- [TASK LIST]
**A.** Copy the section of the course information sheet that starts at "MATHEMATICAL STATISTICS AND" and ends at "the final exam.", word for word.
**B.** For each statement below, say whether the course information sheet agrees with it. Answer yes or no, and quote the words from the sheet that decide it. (i) Tutorials begin in the first week of class. (ii) The final exam counts for 60% of the grade. (iii) Assignments are to be handed in.

— START OF PASSAGE SHOWN —

MATHEMATICAL STATISTICS AND DATA
ANALYSIS, 3rd Edition
By John Rice
Publisher Duxbury
ISBN 0-534-39942-8
Note: This text is
also used for STA261 .
Instructor's office hours
: after class, via e-mail, by appointment.
TA office hours:
Special TA office hours will be available before the
test and the final exam.
Tutorials: Begin
the 2nd week of class. See Blackboard for details.
Web Page :
www.utstat.toronto.edu/philip/courses/sta257/home.html
Marking: one 3-hour
test (40%), 3-hour final exam (60%) . No make-up test. Grade =
.4xTest+.6xFinal or just the Final (out of 100) if it is to your
benefit. A
missed
test
increases the value of the final. Please understand the marking scheme.
It is extremely unwise to not
write the mid-term.
Assignments: None to be handed in. However, problems will be
assigned from the
lectures and the text. These can be discussed during your tutorials.
The text has answers to most. Problems are to be taken up during your
tutorials. Please come prepared with your questions.

— END OF PASSAGE SHOWN —
— START OF EXTRACTED RECORDS —

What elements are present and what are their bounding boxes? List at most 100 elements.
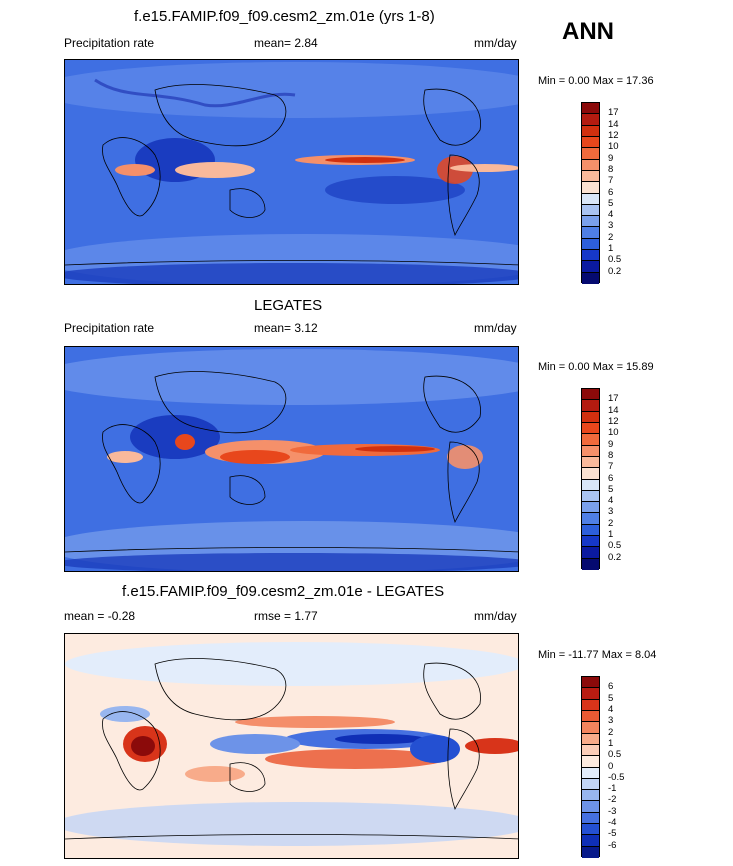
colorbar-swatch <box>582 434 599 446</box>
colorbar-tick-label: 1 <box>608 737 614 749</box>
panel-1-title: f.e15.FAMIP.f09_f09.cesm2_zm.01e (yrs 1-… <box>134 8 435 25</box>
panel-1-variable-label: Precipitation rate <box>64 36 155 50</box>
colorbar-swatch <box>582 114 599 126</box>
panel-2-minmax: Min = 0.00 Max = 15.89 <box>538 361 654 373</box>
panel-3-map-field <box>65 634 518 858</box>
colorbar-tick-label: 8 <box>608 163 614 175</box>
colorbar-swatch <box>582 722 599 734</box>
colorbar-swatch <box>582 513 599 525</box>
colorbar-tick-label: 2 <box>608 517 614 529</box>
colorbar-tick-label: 7 <box>608 175 614 187</box>
colorbar-tick-label: -3 <box>608 805 617 817</box>
panel-2-mean-label: mean= 3.12 <box>254 321 318 335</box>
colorbar-swatch <box>582 170 599 183</box>
colorbar-swatch <box>582 193 599 205</box>
colorbar-tick-label: 6 <box>608 186 614 198</box>
colorbar-swatch <box>582 801 599 813</box>
panel-1-units-label: mm/day <box>474 36 517 50</box>
colorbar-tick-label: 12 <box>608 129 619 141</box>
colorbar-swatch <box>582 846 599 858</box>
colorbar-tick-label: 9 <box>608 438 614 450</box>
panel-1-map <box>64 59 519 285</box>
colorbar-tick-label: 14 <box>608 118 619 130</box>
colorbar-swatch <box>582 136 599 149</box>
colorbar-swatch <box>582 744 599 757</box>
panel-2-title: LEGATES <box>254 297 323 314</box>
season-label: ANN <box>562 18 614 45</box>
colorbar-swatch <box>582 688 599 700</box>
panel-1-colorbar <box>581 102 600 284</box>
colorbar-swatch <box>582 182 599 194</box>
colorbar-swatch <box>582 445 599 457</box>
colorbar-swatch <box>582 400 599 412</box>
colorbar-tick-label: -1 <box>608 783 617 795</box>
colorbar-swatch <box>582 778 599 791</box>
panel-3-mean-label: mean = -0.28 <box>64 609 136 623</box>
colorbar-swatch <box>582 389 599 401</box>
colorbar-swatch <box>582 699 599 711</box>
colorbar-tick-label: 4 <box>608 209 614 221</box>
colorbar-swatch <box>582 790 599 802</box>
colorbar-tick-label: 6 <box>608 472 614 484</box>
colorbar-swatch <box>582 824 599 836</box>
colorbar-swatch <box>582 422 599 435</box>
colorbar-tick-label: 3 <box>608 506 614 518</box>
colorbar-tick-label: 4 <box>608 495 614 507</box>
colorbar-swatch <box>582 148 599 160</box>
panel-3-units-label: mm/day <box>474 609 517 623</box>
colorbar-tick-label: 0 <box>608 760 614 772</box>
colorbar-tick-label: 10 <box>608 141 619 153</box>
colorbar-swatch <box>582 677 599 689</box>
colorbar-swatch <box>582 502 599 514</box>
colorbar-tick-label: -0.5 <box>608 771 625 783</box>
colorbar-swatch <box>582 272 599 284</box>
colorbar-swatch <box>582 733 599 745</box>
panel-3-rmse-label: rmse = 1.77 <box>254 609 318 623</box>
colorbar-tick-label: -2 <box>608 794 617 806</box>
panel-2-variable-label: Precipitation rate <box>64 321 155 335</box>
colorbar-tick-label: 0.2 <box>608 265 622 277</box>
panel-2-colorbar <box>581 388 600 570</box>
colorbar-tick-label: 0.5 <box>608 540 622 552</box>
colorbar-tick-label: 5 <box>608 692 614 704</box>
colorbar-tick-label: 1 <box>608 243 614 255</box>
colorbar-swatch <box>582 238 599 251</box>
panel-3-map <box>64 633 519 859</box>
colorbar-swatch <box>582 250 599 262</box>
colorbar-tick-label: -4 <box>608 817 617 829</box>
colorbar-swatch <box>582 103 599 115</box>
colorbar-swatch <box>582 490 599 503</box>
colorbar-swatch <box>582 125 599 137</box>
colorbar-swatch <box>582 710 599 723</box>
colorbar-tick-label: 3 <box>608 715 614 727</box>
colorbar-tick-label: 9 <box>608 152 614 164</box>
colorbar-swatch <box>582 524 599 537</box>
panel-3-title: f.e15.FAMIP.f09_f09.cesm2_zm.01e - LEGAT… <box>122 583 445 600</box>
colorbar-tick-label: 1 <box>608 529 614 541</box>
colorbar-swatch <box>582 558 599 570</box>
colorbar-tick-label: 12 <box>608 415 619 427</box>
colorbar-tick-label: 17 <box>608 393 619 405</box>
colorbar-swatch <box>582 159 599 171</box>
colorbar-swatch <box>582 812 599 825</box>
panel-1-mean-label: mean= 2.84 <box>254 36 318 50</box>
panel-3-colorbar <box>581 676 600 858</box>
colorbar-tick-label: 7 <box>608 461 614 473</box>
colorbar-tick-label: -5 <box>608 828 617 840</box>
panel-1-map-field <box>65 60 518 284</box>
colorbar-swatch <box>582 479 599 491</box>
panel-2-units-label: mm/day <box>474 321 517 335</box>
colorbar-swatch <box>582 547 599 559</box>
panel-3-minmax: Min = -11.77 Max = 8.04 <box>538 649 657 661</box>
colorbar-swatch <box>582 756 599 768</box>
colorbar-swatch <box>582 456 599 469</box>
colorbar-swatch <box>582 468 599 480</box>
colorbar-tick-label: 0.2 <box>608 551 622 563</box>
colorbar-tick-label: 17 <box>608 107 619 119</box>
colorbar-swatch <box>582 261 599 273</box>
colorbar-swatch <box>582 204 599 217</box>
colorbar-tick-label: 0.5 <box>608 749 622 761</box>
colorbar-tick-label: -6 <box>608 839 617 851</box>
colorbar-swatch <box>582 216 599 228</box>
panel-2-map <box>64 346 519 572</box>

— END OF EXTRACTED RECORDS —

- [COMPLETE ANSWERS]
**A.**
MATHEMATICAL STATISTICS AND DATA
ANALYSIS, 3rd Edition
By John Rice
Publisher Duxbury
ISBN 0-534-39942-8
Note: This text is
also used for STA261 .
Instructor's office hours
: after class, via e-mail, by appointment.
TA office hours:
Special TA office hours will be available before the
test and the final exam.

**B.**
(i) No: "Begin the 2nd week of class."
(ii) Yes: "3-hour final exam (60%)"
(iii) No: "None to be handed in."